ACTIVITY: Reproduce each entry below in full, exactly as it was given.

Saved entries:

= = = = = = =

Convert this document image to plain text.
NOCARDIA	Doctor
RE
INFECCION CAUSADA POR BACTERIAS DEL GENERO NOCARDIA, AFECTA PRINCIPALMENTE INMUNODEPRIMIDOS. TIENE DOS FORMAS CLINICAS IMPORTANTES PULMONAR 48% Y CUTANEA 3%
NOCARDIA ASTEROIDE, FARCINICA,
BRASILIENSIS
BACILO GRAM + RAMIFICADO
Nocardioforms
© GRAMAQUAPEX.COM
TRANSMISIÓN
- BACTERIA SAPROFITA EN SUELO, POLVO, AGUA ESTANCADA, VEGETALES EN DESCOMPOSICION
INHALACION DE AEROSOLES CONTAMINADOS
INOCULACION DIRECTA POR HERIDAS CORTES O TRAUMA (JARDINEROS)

= = = = = = =

WRITTEN RESPONSE:
Convert this document image to plain text.
NOCARDIA	Doctor
RE
INFECCION CAUSADA POR BACTERIAS DEL GENERO NOCARDIA, AFECTA PRINCIPALMENTE INMUNODEPRIMIDOS. TIENE DOS FORMAS CLINICAS IMPORTANTES PULMONAR 48% Y CUTANEA 3%
NOCARDIA ASTEROIDE, FARCINICA,
BRASILIENSIS
BACILO GRAM + RAMIFICADO
Nocardioforms
© GRAMAQUAPEX.COM
TRANSMISIÓN
- BACTERIA SAPROFITA EN SUELO, POLVO, AGUA ESTANCADA, VEGETALES EN DESCOMPOSICION
INHALACION DE AEROSOLES CONTAMINADOS
INOCULACION DIRECTA POR HERIDAS CORTES O TRAUMA (JARDINEROS)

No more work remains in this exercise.